Exercise objective — Repeat the listing exactly as given, omitting every image.

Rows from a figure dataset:
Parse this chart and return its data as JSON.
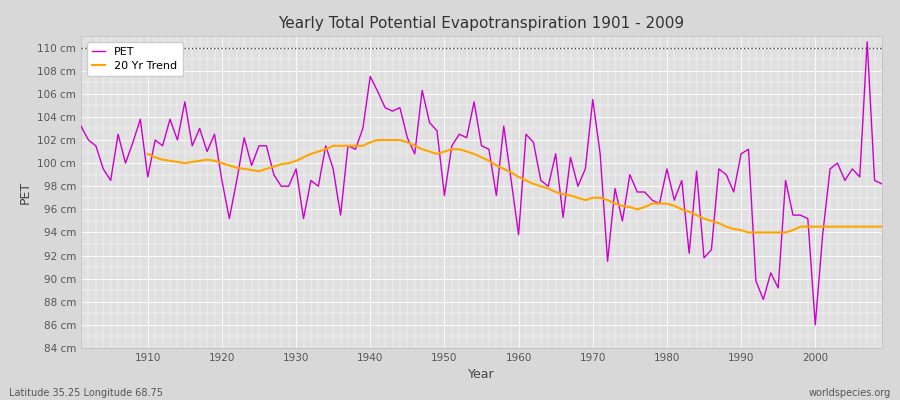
{
  "title": "Yearly Total Potential Evapotranspiration 1901 - 2009",
  "xlabel": "Year",
  "ylabel": "PET",
  "lat_lon_label": "Latitude 35.25 Longitude 68.75",
  "source_label": "worldspecies.org",
  "ylim": [
    84,
    111
  ],
  "xlim": [
    1901,
    2009
  ],
  "pet_color": "#CC00CC",
  "trend_color": "#FFA500",
  "background_color": "#D8D8D8",
  "plot_bg_color": "#E0E0E0",
  "legend_bg_color": "#FFFFFF",
  "top_dotted_y": 110,
  "years": [
    1901,
    1902,
    1903,
    1904,
    1905,
    1906,
    1907,
    1908,
    1909,
    1910,
    1911,
    1912,
    1913,
    1914,
    1915,
    1916,
    1917,
    1918,
    1919,
    1920,
    1921,
    1922,
    1923,
    1924,
    1925,
    1926,
    1927,
    1928,
    1929,
    1930,
    1931,
    1932,
    1933,
    1934,
    1935,
    1936,
    1937,
    1938,
    1939,
    1940,
    1941,
    1942,
    1943,
    1944,
    1945,
    1946,
    1947,
    1948,
    1949,
    1950,
    1951,
    1952,
    1953,
    1954,
    1955,
    1956,
    1957,
    1958,
    1959,
    1960,
    1961,
    1962,
    1963,
    1964,
    1965,
    1966,
    1967,
    1968,
    1969,
    1970,
    1971,
    1972,
    1973,
    1974,
    1975,
    1976,
    1977,
    1978,
    1979,
    1980,
    1981,
    1982,
    1983,
    1984,
    1985,
    1986,
    1987,
    1988,
    1989,
    1990,
    1991,
    1992,
    1993,
    1994,
    1995,
    1996,
    1997,
    1998,
    1999,
    2000,
    2001,
    2002,
    2003,
    2004,
    2005,
    2006,
    2007,
    2008,
    2009
  ],
  "pet_values": [
    103.2,
    102.0,
    101.5,
    99.5,
    98.5,
    102.5,
    100.0,
    101.8,
    103.8,
    98.8,
    102.0,
    101.5,
    103.8,
    102.0,
    105.3,
    101.5,
    103.0,
    101.0,
    102.5,
    98.5,
    95.2,
    98.5,
    102.2,
    99.8,
    101.5,
    101.5,
    99.0,
    98.0,
    98.0,
    99.5,
    95.2,
    98.5,
    98.0,
    101.5,
    99.5,
    95.5,
    101.5,
    101.2,
    103.0,
    107.5,
    106.2,
    104.8,
    104.5,
    104.8,
    102.2,
    100.8,
    106.3,
    103.5,
    102.8,
    97.2,
    101.5,
    102.5,
    102.2,
    105.3,
    101.5,
    101.2,
    97.2,
    103.2,
    98.5,
    93.8,
    102.5,
    101.8,
    98.5,
    98.0,
    100.8,
    95.3,
    100.5,
    98.0,
    99.5,
    105.5,
    100.8,
    91.5,
    97.8,
    95.0,
    99.0,
    97.5,
    97.5,
    96.8,
    96.5,
    99.5,
    96.8,
    98.5,
    92.2,
    99.3,
    91.8,
    92.5,
    99.5,
    99.0,
    97.5,
    100.8,
    101.2,
    89.8,
    88.2,
    90.5,
    89.2,
    98.5,
    95.5,
    95.5,
    95.2,
    86.0,
    93.8,
    99.5,
    100.0,
    98.5,
    99.5,
    98.8,
    110.5,
    98.5,
    98.2
  ],
  "trend_years": [
    1910,
    1911,
    1912,
    1913,
    1914,
    1915,
    1916,
    1917,
    1918,
    1919,
    1920,
    1921,
    1922,
    1923,
    1924,
    1925,
    1926,
    1927,
    1928,
    1929,
    1930,
    1931,
    1932,
    1933,
    1934,
    1935,
    1936,
    1937,
    1938,
    1939,
    1940,
    1941,
    1942,
    1943,
    1944,
    1945,
    1946,
    1947,
    1948,
    1949,
    1950,
    1951,
    1952,
    1953,
    1954,
    1955,
    1956,
    1957,
    1958,
    1959,
    1960,
    1961,
    1962,
    1963,
    1964,
    1965,
    1966,
    1967,
    1968,
    1969,
    1970,
    1971,
    1972,
    1973,
    1974,
    1975,
    1976,
    1977,
    1978,
    1979,
    1980,
    1981,
    1982,
    1983,
    1984,
    1985,
    1986,
    1987,
    1988,
    1989,
    1990,
    1991,
    1992,
    1993,
    1994,
    1995,
    1996,
    1997,
    1998,
    1999,
    2000,
    2001,
    2002,
    2003,
    2004,
    2005,
    2006,
    2007,
    2008,
    2009
  ],
  "trend_values": [
    100.8,
    100.5,
    100.3,
    100.2,
    100.1,
    100.0,
    100.1,
    100.2,
    100.3,
    100.2,
    100.0,
    99.8,
    99.6,
    99.5,
    99.4,
    99.3,
    99.5,
    99.7,
    99.9,
    100.0,
    100.2,
    100.5,
    100.8,
    101.0,
    101.2,
    101.5,
    101.5,
    101.5,
    101.5,
    101.5,
    101.8,
    102.0,
    102.0,
    102.0,
    102.0,
    101.8,
    101.5,
    101.2,
    101.0,
    100.8,
    101.0,
    101.2,
    101.2,
    101.0,
    100.8,
    100.5,
    100.2,
    99.8,
    99.5,
    99.2,
    98.8,
    98.5,
    98.2,
    98.0,
    97.8,
    97.5,
    97.3,
    97.2,
    97.0,
    96.8,
    97.0,
    97.0,
    96.8,
    96.5,
    96.3,
    96.2,
    96.0,
    96.2,
    96.5,
    96.5,
    96.5,
    96.3,
    96.0,
    95.8,
    95.5,
    95.2,
    95.0,
    94.8,
    94.5,
    94.3,
    94.2,
    94.0,
    94.0,
    94.0,
    94.0,
    94.0,
    94.0,
    94.2,
    94.5,
    94.5,
    94.5,
    94.5,
    94.5,
    94.5,
    94.5,
    94.5,
    94.5,
    94.5,
    94.5,
    94.5
  ]
}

Written answer —
Parse this chart and return its data as JSON.
{
  "title": "Yearly Total Potential Evapotranspiration 1901 - 2009",
  "xlabel": "Year",
  "ylabel": "PET",
  "lat_lon_label": "Latitude 35.25 Longitude 68.75",
  "source_label": "worldspecies.org",
  "ylim": [
    84,
    111
  ],
  "xlim": [
    1901,
    2009
  ],
  "pet_color": "#CC00CC",
  "trend_color": "#FFA500",
  "background_color": "#D8D8D8",
  "plot_bg_color": "#E0E0E0",
  "legend_bg_color": "#FFFFFF",
  "top_dotted_y": 110,
  "years": [
    1901,
    1902,
    1903,
    1904,
    1905,
    1906,
    1907,
    1908,
    1909,
    1910,
    1911,
    1912,
    1913,
    1914,
    1915,
    1916,
    1917,
    1918,
    1919,
    1920,
    1921,
    1922,
    1923,
    1924,
    1925,
    1926,
    1927,
    1928,
    1929,
    1930,
    1931,
    1932,
    1933,
    1934,
    1935,
    1936,
    1937,
    1938,
    1939,
    1940,
    1941,
    1942,
    1943,
    1944,
    1945,
    1946,
    1947,
    1948,
    1949,
    1950,
    1951,
    1952,
    1953,
    1954,
    1955,
    1956,
    1957,
    1958,
    1959,
    1960,
    1961,
    1962,
    1963,
    1964,
    1965,
    1966,
    1967,
    1968,
    1969,
    1970,
    1971,
    1972,
    1973,
    1974,
    1975,
    1976,
    1977,
    1978,
    1979,
    1980,
    1981,
    1982,
    1983,
    1984,
    1985,
    1986,
    1987,
    1988,
    1989,
    1990,
    1991,
    1992,
    1993,
    1994,
    1995,
    1996,
    1997,
    1998,
    1999,
    2000,
    2001,
    2002,
    2003,
    2004,
    2005,
    2006,
    2007,
    2008,
    2009
  ],
  "pet_values": [
    103.2,
    102.0,
    101.5,
    99.5,
    98.5,
    102.5,
    100.0,
    101.8,
    103.8,
    98.8,
    102.0,
    101.5,
    103.8,
    102.0,
    105.3,
    101.5,
    103.0,
    101.0,
    102.5,
    98.5,
    95.2,
    98.5,
    102.2,
    99.8,
    101.5,
    101.5,
    99.0,
    98.0,
    98.0,
    99.5,
    95.2,
    98.5,
    98.0,
    101.5,
    99.5,
    95.5,
    101.5,
    101.2,
    103.0,
    107.5,
    106.2,
    104.8,
    104.5,
    104.8,
    102.2,
    100.8,
    106.3,
    103.5,
    102.8,
    97.2,
    101.5,
    102.5,
    102.2,
    105.3,
    101.5,
    101.2,
    97.2,
    103.2,
    98.5,
    93.8,
    102.5,
    101.8,
    98.5,
    98.0,
    100.8,
    95.3,
    100.5,
    98.0,
    99.5,
    105.5,
    100.8,
    91.5,
    97.8,
    95.0,
    99.0,
    97.5,
    97.5,
    96.8,
    96.5,
    99.5,
    96.8,
    98.5,
    92.2,
    99.3,
    91.8,
    92.5,
    99.5,
    99.0,
    97.5,
    100.8,
    101.2,
    89.8,
    88.2,
    90.5,
    89.2,
    98.5,
    95.5,
    95.5,
    95.2,
    86.0,
    93.8,
    99.5,
    100.0,
    98.5,
    99.5,
    98.8,
    110.5,
    98.5,
    98.2
  ],
  "trend_years": [
    1910,
    1911,
    1912,
    1913,
    1914,
    1915,
    1916,
    1917,
    1918,
    1919,
    1920,
    1921,
    1922,
    1923,
    1924,
    1925,
    1926,
    1927,
    1928,
    1929,
    1930,
    1931,
    1932,
    1933,
    1934,
    1935,
    1936,
    1937,
    1938,
    1939,
    1940,
    1941,
    1942,
    1943,
    1944,
    1945,
    1946,
    1947,
    1948,
    1949,
    1950,
    1951,
    1952,
    1953,
    1954,
    1955,
    1956,
    1957,
    1958,
    1959,
    1960,
    1961,
    1962,
    1963,
    1964,
    1965,
    1966,
    1967,
    1968,
    1969,
    1970,
    1971,
    1972,
    1973,
    1974,
    1975,
    1976,
    1977,
    1978,
    1979,
    1980,
    1981,
    1982,
    1983,
    1984,
    1985,
    1986,
    1987,
    1988,
    1989,
    1990,
    1991,
    1992,
    1993,
    1994,
    1995,
    1996,
    1997,
    1998,
    1999,
    2000,
    2001,
    2002,
    2003,
    2004,
    2005,
    2006,
    2007,
    2008,
    2009
  ],
  "trend_values": [
    100.8,
    100.5,
    100.3,
    100.2,
    100.1,
    100.0,
    100.1,
    100.2,
    100.3,
    100.2,
    100.0,
    99.8,
    99.6,
    99.5,
    99.4,
    99.3,
    99.5,
    99.7,
    99.9,
    100.0,
    100.2,
    100.5,
    100.8,
    101.0,
    101.2,
    101.5,
    101.5,
    101.5,
    101.5,
    101.5,
    101.8,
    102.0,
    102.0,
    102.0,
    102.0,
    101.8,
    101.5,
    101.2,
    101.0,
    100.8,
    101.0,
    101.2,
    101.2,
    101.0,
    100.8,
    100.5,
    100.2,
    99.8,
    99.5,
    99.2,
    98.8,
    98.5,
    98.2,
    98.0,
    97.8,
    97.5,
    97.3,
    97.2,
    97.0,
    96.8,
    97.0,
    97.0,
    96.8,
    96.5,
    96.3,
    96.2,
    96.0,
    96.2,
    96.5,
    96.5,
    96.5,
    96.3,
    96.0,
    95.8,
    95.5,
    95.2,
    95.0,
    94.8,
    94.5,
    94.3,
    94.2,
    94.0,
    94.0,
    94.0,
    94.0,
    94.0,
    94.0,
    94.2,
    94.5,
    94.5,
    94.5,
    94.5,
    94.5,
    94.5,
    94.5,
    94.5,
    94.5,
    94.5,
    94.5,
    94.5
  ]
}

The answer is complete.